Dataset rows
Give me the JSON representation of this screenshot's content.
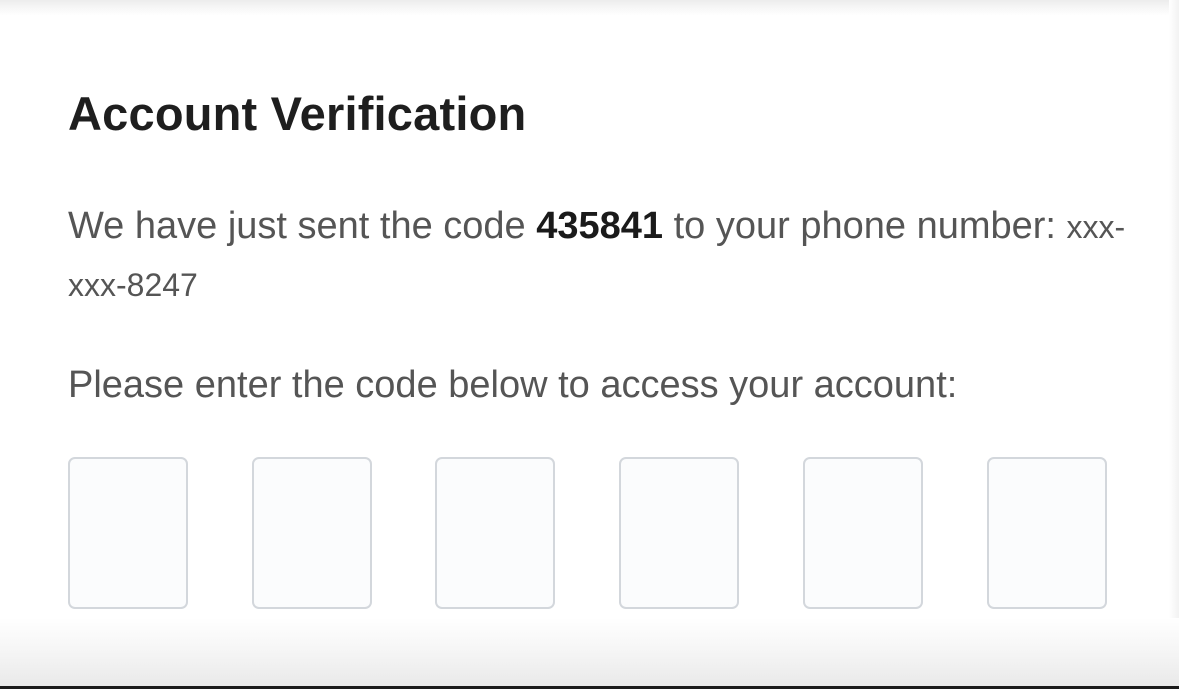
{
  "verification": {
    "title": "Account Verification",
    "message_prefix": "We have just sent the code ",
    "code": "435841",
    "message_suffix": " to your phone number: ",
    "phone_masked": "xxx-xxx-8247",
    "prompt": "Please enter the code below to access your account:",
    "code_inputs": [
      {
        "value": ""
      },
      {
        "value": ""
      },
      {
        "value": ""
      },
      {
        "value": ""
      },
      {
        "value": ""
      },
      {
        "value": ""
      }
    ]
  }
}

- **What to do**
Copy the whole of the material above exactly, but not its images.

- **Worked solution**
Give me the JSON representation of this screenshot's content.
{
  "verification": {
    "title": "Account Verification",
    "message_prefix": "We have just sent the code ",
    "code": "435841",
    "message_suffix": " to your phone number: ",
    "phone_masked": "xxx-xxx-8247",
    "prompt": "Please enter the code below to access your account:",
    "code_inputs": [
      {
        "value": ""
      },
      {
        "value": ""
      },
      {
        "value": ""
      },
      {
        "value": ""
      },
      {
        "value": ""
      },
      {
        "value": ""
      }
    ]
  }
}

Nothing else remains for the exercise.